Goal:
Identify all lines of the data containing the string "movimenti" and copy them.
#####
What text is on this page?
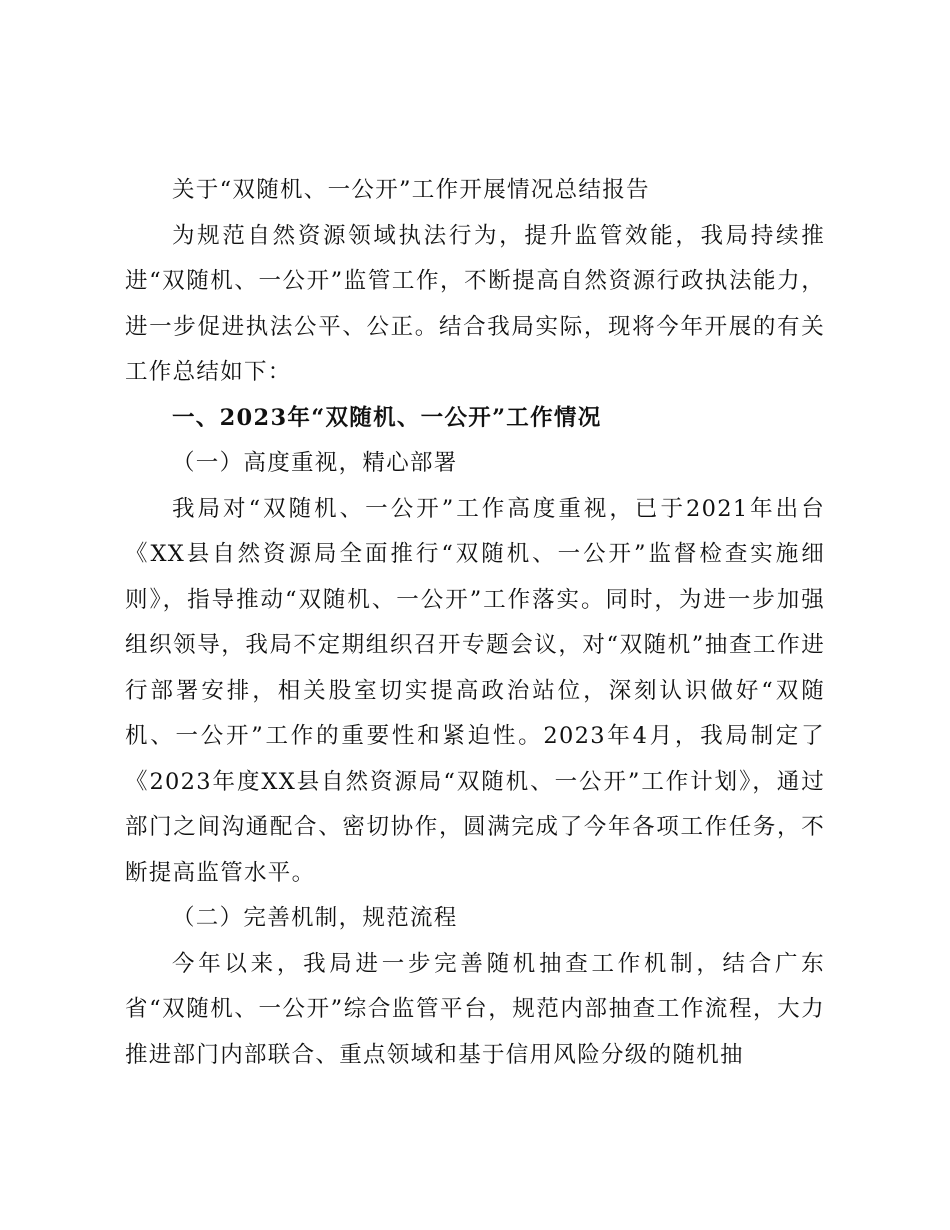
关于“双随机、一公开”工作开展情况总结报告

为规范自然资源领域执法行为，提升监管效能，我局持续推进“双随机、一公开”监管工作，不断提高自然资源行政执法能力，进一步促进执法公平、公正。结合我局实际，现将今年开展的有关工作总结如下：

一、2023年“双随机、一公开”工作情况

（一）高度重视，精心部署

我局对“双随机、一公开”工作高度重视，已于2021年出台《XX县自然资源局全面推行“双随机、一公开”监督检查实施细则》，指导推动“双随机、一公开”工作落实。同时，为进一步加强组织领导，我局不定期组织召开专题会议，对“双随机”抽查工作进行部署安排，相关股室切实提高政治站位，深刻认识做好“双随机、一公开”工作的重要性和紧迫性。2023年4月，我局制定了《2023年度XX县自然资源局“双随机、一公开”工作计划》，通过部门之间沟通配合、密切协作，圆满完成了今年各项工作任务，不断提高监管水平。

（二）完善机制，规范流程

今年以来，我局进一步完善随机抽查工作机制，结合广东省“双随机、一公开”综合监管平台，规范内部抽查工作流程，大力推进部门内部联合、重点领域和基于信用风险分级的随机抽
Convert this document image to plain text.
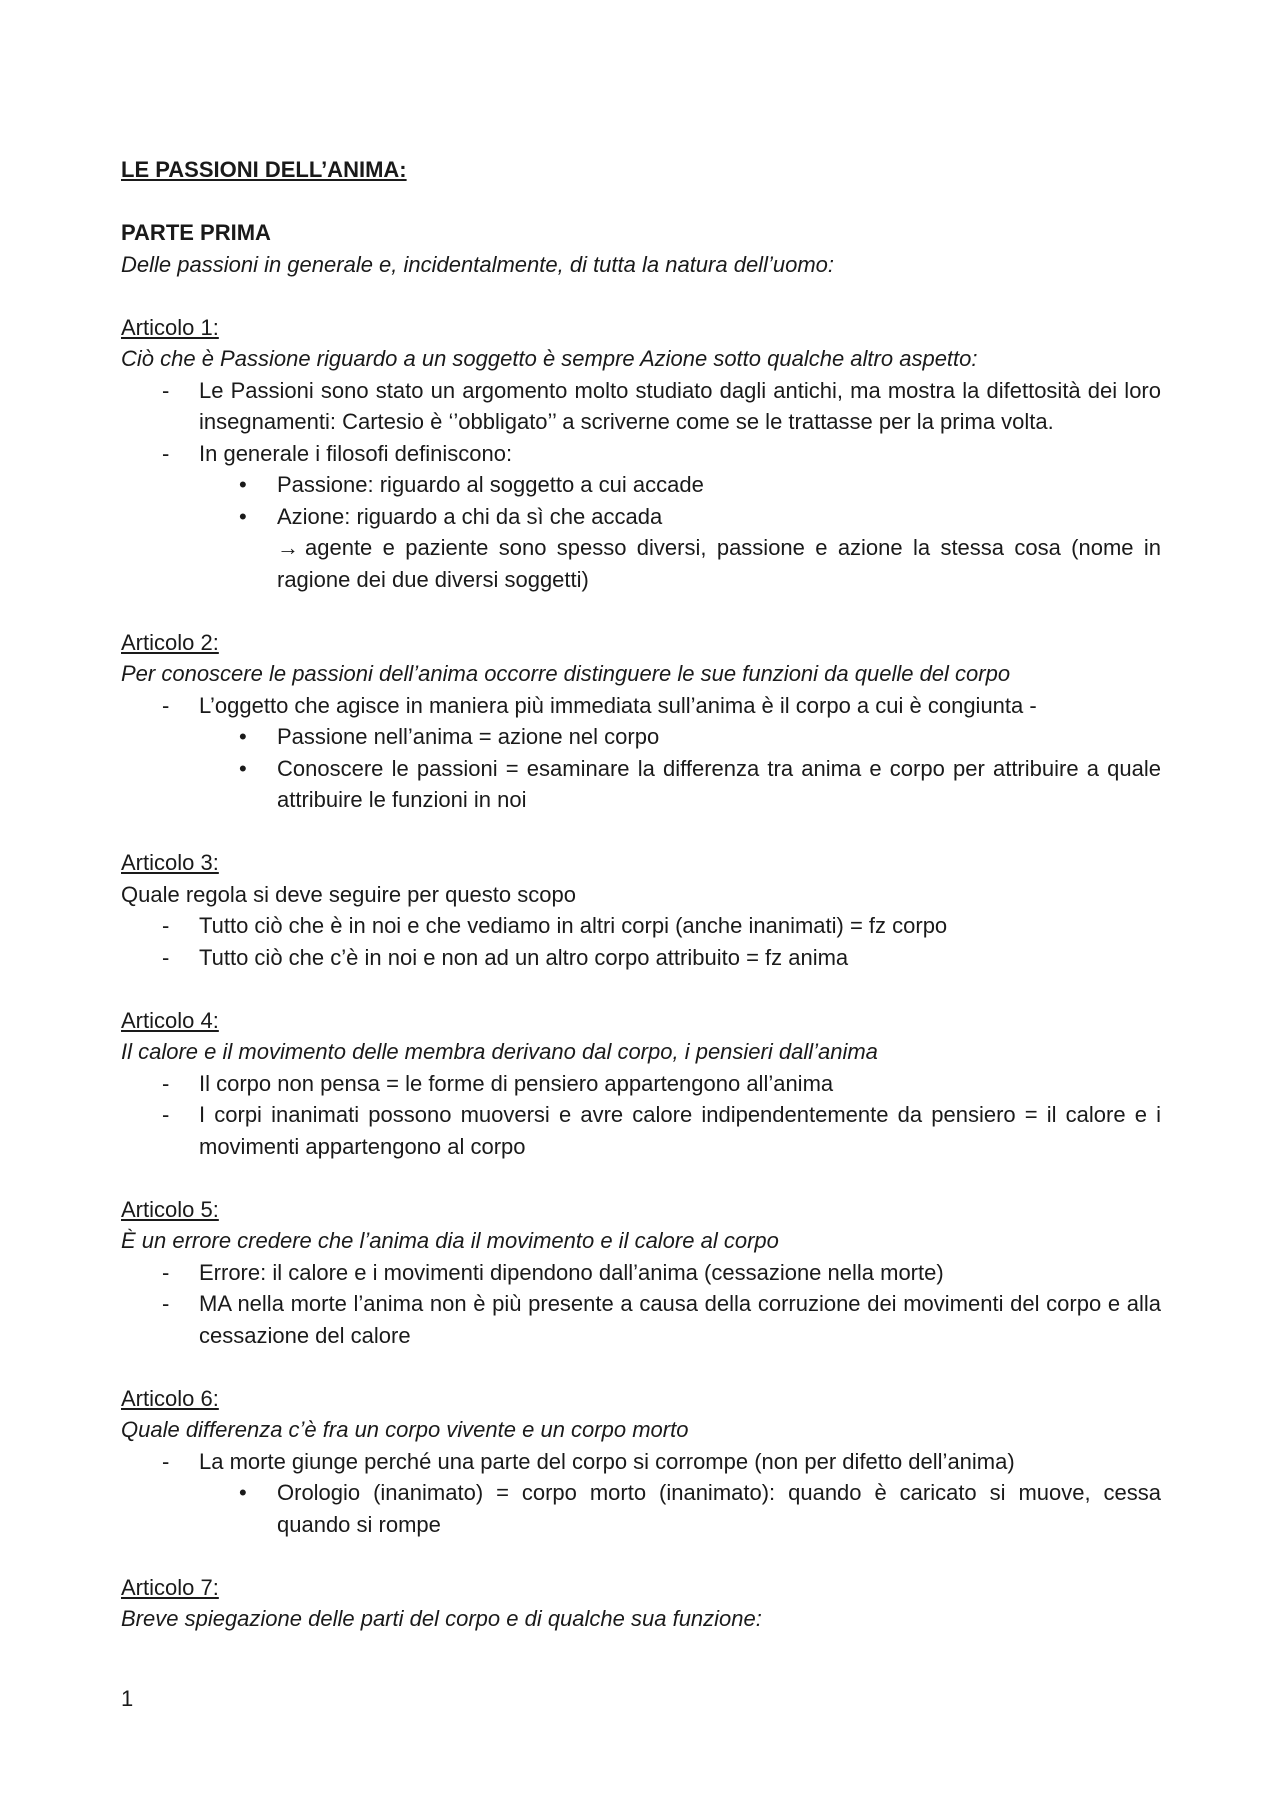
LE PASSIONI DELL’ANIMA:
PARTE PRIMA
Delle passioni in generale e, incidentalmente, di tutta la natura dell’uomo:
Articolo 1:
Ciò che è Passione riguardo a un soggetto è sempre Azione sotto qualche altro aspetto:
- Le Passioni sono stato un argomento molto studiato dagli antichi, ma mostra la difettosità dei loro insegnamenti: Cartesio è ‘’obbligato’’ a scriverne come se le trattasse per la prima volta.
- In generale i filosofi definiscono:
• Passione: riguardo al soggetto a cui accade
• Azione: riguardo a chi da sì che accada
→ agente e paziente sono spesso diversi, passione e azione la stessa cosa (nome in ragione dei due diversi soggetti)
Articolo 2:
Per conoscere le passioni dell’anima occorre distinguere le sue funzioni da quelle del corpo
- L’oggetto che agisce in maniera più immediata sull’anima è il corpo a cui è congiunta -
• Passione nell’anima = azione nel corpo
• Conoscere le passioni = esaminare la differenza tra anima e corpo per attribuire a quale attribuire le funzioni in noi
Articolo 3:
Quale regola si deve seguire per questo scopo
- Tutto ciò che è in noi e che vediamo in altri corpi (anche inanimati) = fz corpo
- Tutto ciò che c’è in noi e non ad un altro corpo attribuito = fz anima
Articolo 4:
Il calore e il movimento delle membra derivano dal corpo, i pensieri dall’anima
- Il corpo non pensa = le forme di pensiero appartengono all’anima
- I corpi inanimati possono muoversi e avre calore indipendentemente da pensiero = il calore e i movimenti appartengono al corpo
Articolo 5:
È un errore credere che l’anima dia il movimento e il calore al corpo
- Errore: il calore e i movimenti dipendono dall’anima (cessazione nella morte)
- MA nella morte l’anima non è più presente a causa della corruzione dei movimenti del corpo e alla cessazione del calore
Articolo 6:
Quale differenza c’è fra un corpo vivente e un corpo morto
- La morte giunge perché una parte del corpo si corrompe (non per difetto dell’anima)
• Orologio (inanimato) = corpo morto (inanimato): quando è caricato si muove, cessa quando si rompe
Articolo 7:
Breve spiegazione delle parti del corpo e di qualche sua funzione:
1
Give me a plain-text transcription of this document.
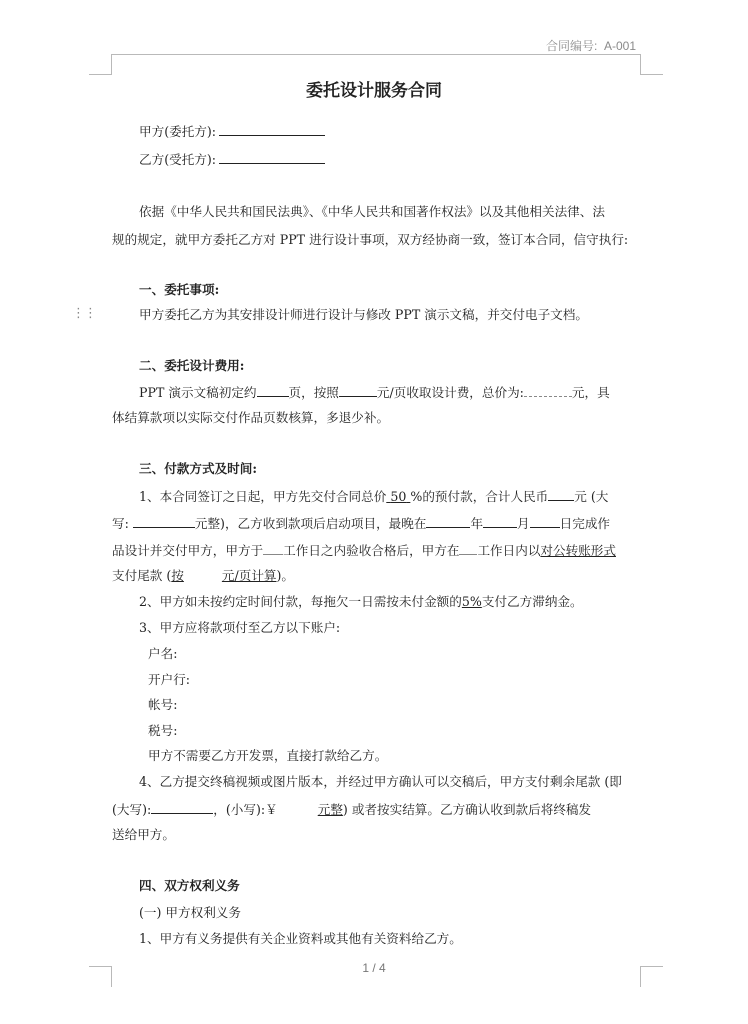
合同编号: A-001
⋮⋮
委托设计服务合同
甲方(委托方):
乙方(受托方):
依据《中华人民共和国民法典》、《中华人民共和国著作权法》以及其他相关法律、法
规的规定，就甲方委托乙方对 PPT 进行设计事项，双方经协商一致，签订本合同，信守执行:
一、委托事项:
甲方委托乙方为其安排设计师进行设计与修改 PPT 演示文稿，并交付电子文档。
二、委托设计费用:
PPT 演示文稿初定约	页，按照	元/页收取设计费，总价为:	元，具
体结算款项以实际交付作品页数核算，多退少补。
三、付款方式及时间:
1、本合同签订之日起，甲方先交付合同总价 50 %的预付款，合计人民币 元 (大
写:	元整)，乙方收到款项后启动项目，最晚在	年	月 日完成作
品设计并交付甲方，甲方于 工作日之内验收合格后，甲方在 工作日内以对公转账形式
支付尾款 (按	元/页计算)。
2、甲方如未按约定时间付款，每拖欠一日需按未付金额的5%支付乙方滞纳金。
3、甲方应将款项付至乙方以下账户:
户名:
开户行:
帐号:
税号:
甲方不需要乙方开发票，直接打款给乙方。
4、乙方提交终稿视频或图片版本，并经过甲方确认可以交稿后，甲方支付剩余尾款 (即
(大写):	，(小写):￥	元整) 或者按实结算。乙方确认收到款后将终稿发
送给甲方。
四、双方权利义务
(一) 甲方权利义务
1、甲方有义务提供有关企业资料或其他有关资料给乙方。
1 / 4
#####
Result of the exercise:
- I corpi inanimati possono muoversi e avre calore indipendentemente da pensiero = il calore e i movimenti appartengono al corpo
- Errore: il calore e i movimenti dipendono dall’anima (cessazione nella morte)
- MA nella morte l’anima non è più presente a causa della corruzione dei movimenti del corpo e alla cessazione del calore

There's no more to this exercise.